### WHAT THE TASK ASKS
Could you copy every line from the material below in which "tourist" appears?

### MATERIAL SHOWN

※

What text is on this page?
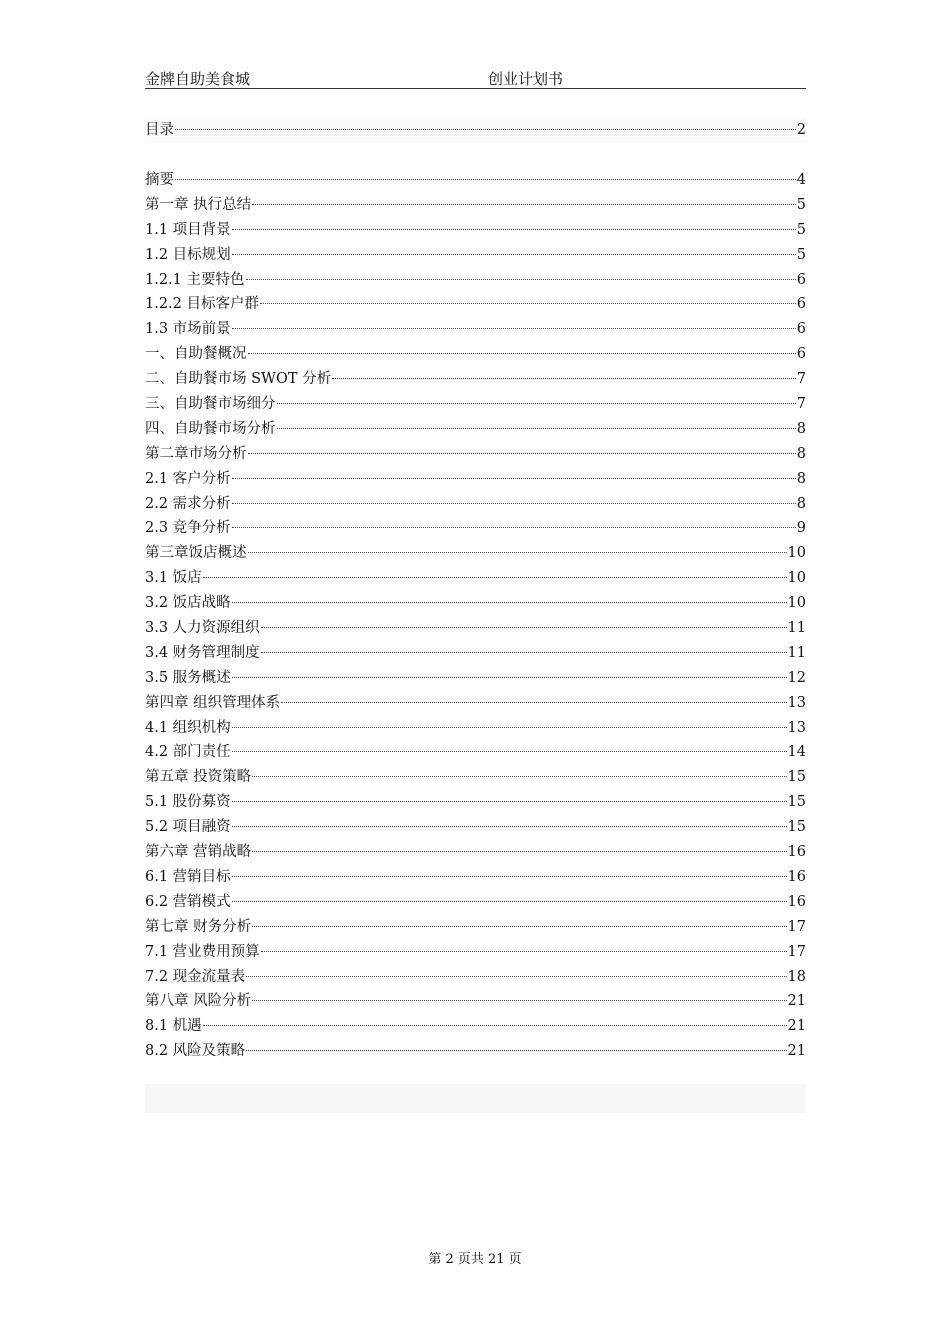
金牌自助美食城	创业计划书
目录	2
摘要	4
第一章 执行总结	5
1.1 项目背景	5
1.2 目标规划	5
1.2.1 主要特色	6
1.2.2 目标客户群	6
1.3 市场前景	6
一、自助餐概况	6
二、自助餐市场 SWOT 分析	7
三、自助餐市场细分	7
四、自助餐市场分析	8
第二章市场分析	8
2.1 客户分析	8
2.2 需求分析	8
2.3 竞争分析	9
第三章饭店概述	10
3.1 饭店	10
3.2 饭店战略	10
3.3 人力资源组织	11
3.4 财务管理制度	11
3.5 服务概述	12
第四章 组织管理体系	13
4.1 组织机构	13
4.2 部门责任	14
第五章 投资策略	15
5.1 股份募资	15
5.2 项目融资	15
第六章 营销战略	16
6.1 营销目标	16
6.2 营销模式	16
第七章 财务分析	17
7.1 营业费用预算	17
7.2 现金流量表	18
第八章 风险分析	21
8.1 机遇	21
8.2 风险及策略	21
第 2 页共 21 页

※

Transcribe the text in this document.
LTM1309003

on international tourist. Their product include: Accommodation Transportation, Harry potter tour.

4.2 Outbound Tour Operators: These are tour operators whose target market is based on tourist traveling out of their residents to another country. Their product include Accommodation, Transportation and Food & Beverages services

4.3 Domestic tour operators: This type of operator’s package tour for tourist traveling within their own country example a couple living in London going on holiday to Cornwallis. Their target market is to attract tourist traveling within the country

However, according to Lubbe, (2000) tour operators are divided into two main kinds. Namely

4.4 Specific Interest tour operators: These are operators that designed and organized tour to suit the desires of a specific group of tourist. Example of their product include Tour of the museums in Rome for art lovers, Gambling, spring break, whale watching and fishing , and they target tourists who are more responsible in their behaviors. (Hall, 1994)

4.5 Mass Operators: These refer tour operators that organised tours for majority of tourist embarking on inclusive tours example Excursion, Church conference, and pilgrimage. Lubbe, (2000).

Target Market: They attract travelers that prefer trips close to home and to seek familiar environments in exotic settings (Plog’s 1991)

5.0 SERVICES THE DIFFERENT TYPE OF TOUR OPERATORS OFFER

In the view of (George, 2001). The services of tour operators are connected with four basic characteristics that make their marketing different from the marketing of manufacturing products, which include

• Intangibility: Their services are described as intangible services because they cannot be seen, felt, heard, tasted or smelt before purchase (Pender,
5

※

### SOLUTION TO THE EXERCISE
on international tourist. Their product include: Accommodation Transportation, Harry potter tour.
4.2 Outbound Tour Operators: These are tour operators whose target market is based on tourist traveling out of their residents to another country. Their product include Accommodation, Transportation and Food & Beverages services
4.3 Domestic tour operators: This type of operator’s package tour for tourist traveling within their own country example a couple living in London going on holiday to Cornwallis. Their target market is to attract tourist traveling within the country
4.4 Specific Interest tour operators: These are operators that designed and organized tour to suit the desires of a specific group of tourist. Example of their product include Tour of the museums in Rome for art lovers, Gambling, spring break, whale watching and fishing , and they target tourists who are more responsible in their behaviors. (Hall, 1994)
4.5 Mass Operators: These refer tour operators that organised tours for majority of tourist embarking on inclusive tours example Excursion, Church conference, and pilgrimage. Lubbe, (2000).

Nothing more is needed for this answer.